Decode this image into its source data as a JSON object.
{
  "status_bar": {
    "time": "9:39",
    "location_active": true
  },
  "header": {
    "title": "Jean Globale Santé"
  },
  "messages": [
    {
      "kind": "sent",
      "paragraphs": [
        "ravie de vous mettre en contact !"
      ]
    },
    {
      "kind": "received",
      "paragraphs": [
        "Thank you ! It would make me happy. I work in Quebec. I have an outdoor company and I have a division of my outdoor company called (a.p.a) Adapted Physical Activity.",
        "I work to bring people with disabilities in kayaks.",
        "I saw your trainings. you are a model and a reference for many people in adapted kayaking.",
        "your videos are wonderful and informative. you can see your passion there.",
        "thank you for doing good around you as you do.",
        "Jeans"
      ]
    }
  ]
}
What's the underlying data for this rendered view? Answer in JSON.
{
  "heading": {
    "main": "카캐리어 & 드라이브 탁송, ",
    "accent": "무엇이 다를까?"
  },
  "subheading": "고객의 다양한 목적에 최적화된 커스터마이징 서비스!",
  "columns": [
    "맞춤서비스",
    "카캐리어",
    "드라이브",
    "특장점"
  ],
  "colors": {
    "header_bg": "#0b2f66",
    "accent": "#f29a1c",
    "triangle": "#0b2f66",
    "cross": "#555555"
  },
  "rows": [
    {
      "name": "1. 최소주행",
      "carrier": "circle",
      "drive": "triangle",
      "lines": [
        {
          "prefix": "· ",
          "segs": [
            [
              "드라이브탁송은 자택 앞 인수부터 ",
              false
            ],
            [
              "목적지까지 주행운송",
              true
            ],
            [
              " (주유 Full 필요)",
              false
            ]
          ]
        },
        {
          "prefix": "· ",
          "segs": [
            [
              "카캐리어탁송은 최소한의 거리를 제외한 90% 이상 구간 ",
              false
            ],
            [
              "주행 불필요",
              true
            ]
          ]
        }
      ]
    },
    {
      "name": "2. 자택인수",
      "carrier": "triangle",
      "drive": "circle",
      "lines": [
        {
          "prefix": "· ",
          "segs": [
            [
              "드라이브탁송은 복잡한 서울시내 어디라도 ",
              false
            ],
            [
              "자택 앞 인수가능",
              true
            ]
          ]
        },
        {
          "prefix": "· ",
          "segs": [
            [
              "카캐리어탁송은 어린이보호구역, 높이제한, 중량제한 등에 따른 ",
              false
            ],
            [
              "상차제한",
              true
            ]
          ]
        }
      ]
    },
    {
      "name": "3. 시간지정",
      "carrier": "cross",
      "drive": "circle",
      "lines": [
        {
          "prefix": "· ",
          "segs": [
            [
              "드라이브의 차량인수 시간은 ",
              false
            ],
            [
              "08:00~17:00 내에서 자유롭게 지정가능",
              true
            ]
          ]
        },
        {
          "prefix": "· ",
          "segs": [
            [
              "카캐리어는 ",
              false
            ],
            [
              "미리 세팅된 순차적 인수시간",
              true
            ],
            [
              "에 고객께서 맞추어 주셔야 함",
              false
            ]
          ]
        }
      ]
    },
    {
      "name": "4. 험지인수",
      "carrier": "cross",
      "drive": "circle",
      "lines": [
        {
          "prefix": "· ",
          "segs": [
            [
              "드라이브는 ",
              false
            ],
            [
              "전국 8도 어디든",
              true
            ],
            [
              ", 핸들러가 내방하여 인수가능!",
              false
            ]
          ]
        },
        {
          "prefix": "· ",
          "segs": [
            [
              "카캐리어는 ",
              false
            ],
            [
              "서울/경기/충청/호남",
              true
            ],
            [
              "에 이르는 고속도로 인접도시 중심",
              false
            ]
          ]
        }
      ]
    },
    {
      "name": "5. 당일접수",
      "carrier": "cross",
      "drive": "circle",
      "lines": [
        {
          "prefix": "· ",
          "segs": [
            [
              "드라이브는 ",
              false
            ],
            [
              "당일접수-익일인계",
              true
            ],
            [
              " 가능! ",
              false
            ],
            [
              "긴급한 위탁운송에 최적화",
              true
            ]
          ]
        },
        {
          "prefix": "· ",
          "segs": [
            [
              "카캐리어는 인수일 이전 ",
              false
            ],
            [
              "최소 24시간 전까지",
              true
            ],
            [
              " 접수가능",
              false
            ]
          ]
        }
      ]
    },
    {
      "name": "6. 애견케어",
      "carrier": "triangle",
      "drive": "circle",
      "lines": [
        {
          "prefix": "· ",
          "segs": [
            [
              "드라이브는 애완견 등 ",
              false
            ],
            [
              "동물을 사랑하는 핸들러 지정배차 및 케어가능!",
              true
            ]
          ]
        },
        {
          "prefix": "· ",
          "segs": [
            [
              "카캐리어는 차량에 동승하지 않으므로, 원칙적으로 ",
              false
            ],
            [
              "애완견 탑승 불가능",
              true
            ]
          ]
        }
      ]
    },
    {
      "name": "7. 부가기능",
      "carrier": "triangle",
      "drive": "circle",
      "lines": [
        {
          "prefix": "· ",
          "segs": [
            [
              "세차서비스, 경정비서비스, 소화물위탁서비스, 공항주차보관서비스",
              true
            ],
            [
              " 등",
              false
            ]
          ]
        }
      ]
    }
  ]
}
════════
Return all the data exactly as given.

■ **Task response**
Decode this image into its source data as a JSON object.
{
  "status_bar": {
    "time": "9:39",
    "location_active": true
  },
  "header": {
    "title": "Jean Globale Santé"
  },
  "messages": [
    {
      "kind": "sent",
      "paragraphs": [
        "ravie de vous mettre en contact !"
      ]
    },
    {
      "kind": "received",
      "paragraphs": [
        "Thank you ! It would make me happy. I work in Quebec. I have an outdoor company and I have a division of my outdoor company called (a.p.a) Adapted Physical Activity.",
        "I work to bring people with disabilities in kayaks.",
        "I saw your trainings. you are a model and a reference for many people in adapted kayaking.",
        "your videos are wonderful and informative. you can see your passion there.",
        "thank you for doing good around you as you do.",
        "Jeans"
      ]
    }
  ]
}
What's the underlying data for this rendered view? Answer in JSON.
{
  "heading": {
    "main": "카캐리어 & 드라이브 탁송, ",
    "accent": "무엇이 다를까?"
  },
  "subheading": "고객의 다양한 목적에 최적화된 커스터마이징 서비스!",
  "columns": [
    "맞춤서비스",
    "카캐리어",
    "드라이브",
    "특장점"
  ],
  "colors": {
    "header_bg": "#0b2f66",
    "accent": "#f29a1c",
    "triangle": "#0b2f66",
    "cross": "#555555"
  },
  "rows": [
    {
      "name": "1. 최소주행",
      "carrier": "circle",
      "drive": "triangle",
      "lines": [
        {
          "prefix": "· ",
          "segs": [
            [
              "드라이브탁송은 자택 앞 인수부터 ",
              false
            ],
            [
              "목적지까지 주행운송",
              true
            ],
            [
              " (주유 Full 필요)",
              false
            ]
          ]
        },
        {
          "prefix": "· ",
          "segs": [
            [
              "카캐리어탁송은 최소한의 거리를 제외한 90% 이상 구간 ",
              false
            ],
            [
              "주행 불필요",
              true
            ]
          ]
        }
      ]
    },
    {
      "name": "2. 자택인수",
      "carrier": "triangle",
      "drive": "circle",
      "lines": [
        {
          "prefix": "· ",
          "segs": [
            [
              "드라이브탁송은 복잡한 서울시내 어디라도 ",
              false
            ],
            [
              "자택 앞 인수가능",
              true
            ]
          ]
        },
        {
          "prefix": "· ",
          "segs": [
            [
              "카캐리어탁송은 어린이보호구역, 높이제한, 중량제한 등에 따른 ",
              false
            ],
            [
              "상차제한",
              true
            ]
          ]
        }
      ]
    },
    {
      "name": "3. 시간지정",
      "carrier": "cross",
      "drive": "circle",
      "lines": [
        {
          "prefix": "· ",
          "segs": [
            [
              "드라이브의 차량인수 시간은 ",
              false
            ],
            [
              "08:00~17:00 내에서 자유롭게 지정가능",
              true
            ]
          ]
        },
        {
          "prefix": "· ",
          "segs": [
            [
              "카캐리어는 ",
              false
            ],
            [
              "미리 세팅된 순차적 인수시간",
              true
            ],
            [
              "에 고객께서 맞추어 주셔야 함",
              false
            ]
          ]
        }
      ]
    },
    {
      "name": "4. 험지인수",
      "carrier": "cross",
      "drive": "circle",
      "lines": [
        {
          "prefix": "· ",
          "segs": [
            [
              "드라이브는 ",
              false
            ],
            [
              "전국 8도 어디든",
              true
            ],
            [
              ", 핸들러가 내방하여 인수가능!",
              false
            ]
          ]
        },
        {
          "prefix": "· ",
          "segs": [
            [
              "카캐리어는 ",
              false
            ],
            [
              "서울/경기/충청/호남",
              true
            ],
            [
              "에 이르는 고속도로 인접도시 중심",
              false
            ]
          ]
        }
      ]
    },
    {
      "name": "5. 당일접수",
      "carrier": "cross",
      "drive": "circle",
      "lines": [
        {
          "prefix": "· ",
          "segs": [
            [
              "드라이브는 ",
              false
            ],
            [
              "당일접수-익일인계",
              true
            ],
            [
              " 가능! ",
              false
            ],
            [
              "긴급한 위탁운송에 최적화",
              true
            ]
          ]
        },
        {
          "prefix": "· ",
          "segs": [
            [
              "카캐리어는 인수일 이전 ",
              false
            ],
            [
              "최소 24시간 전까지",
              true
            ],
            [
              " 접수가능",
              false
            ]
          ]
        }
      ]
    },
    {
      "name": "6. 애견케어",
      "carrier": "triangle",
      "drive": "circle",
      "lines": [
        {
          "prefix": "· ",
          "segs": [
            [
              "드라이브는 애완견 등 ",
              false
            ],
            [
              "동물을 사랑하는 핸들러 지정배차 및 케어가능!",
              true
            ]
          ]
        },
        {
          "prefix": "· ",
          "segs": [
            [
              "카캐리어는 차량에 동승하지 않으므로, 원칙적으로 ",
              false
            ],
            [
              "애완견 탑승 불가능",
              true
            ]
          ]
        }
      ]
    },
    {
      "name": "7. 부가기능",
      "carrier": "triangle",
      "drive": "circle",
      "lines": [
        {
          "prefix": "· ",
          "segs": [
            [
              "세차서비스, 경정비서비스, 소화물위탁서비스, 공항주차보관서비스",
              true
            ],
            [
              " 등",
              false
            ]
          ]
        }
      ]
    }
  ]
}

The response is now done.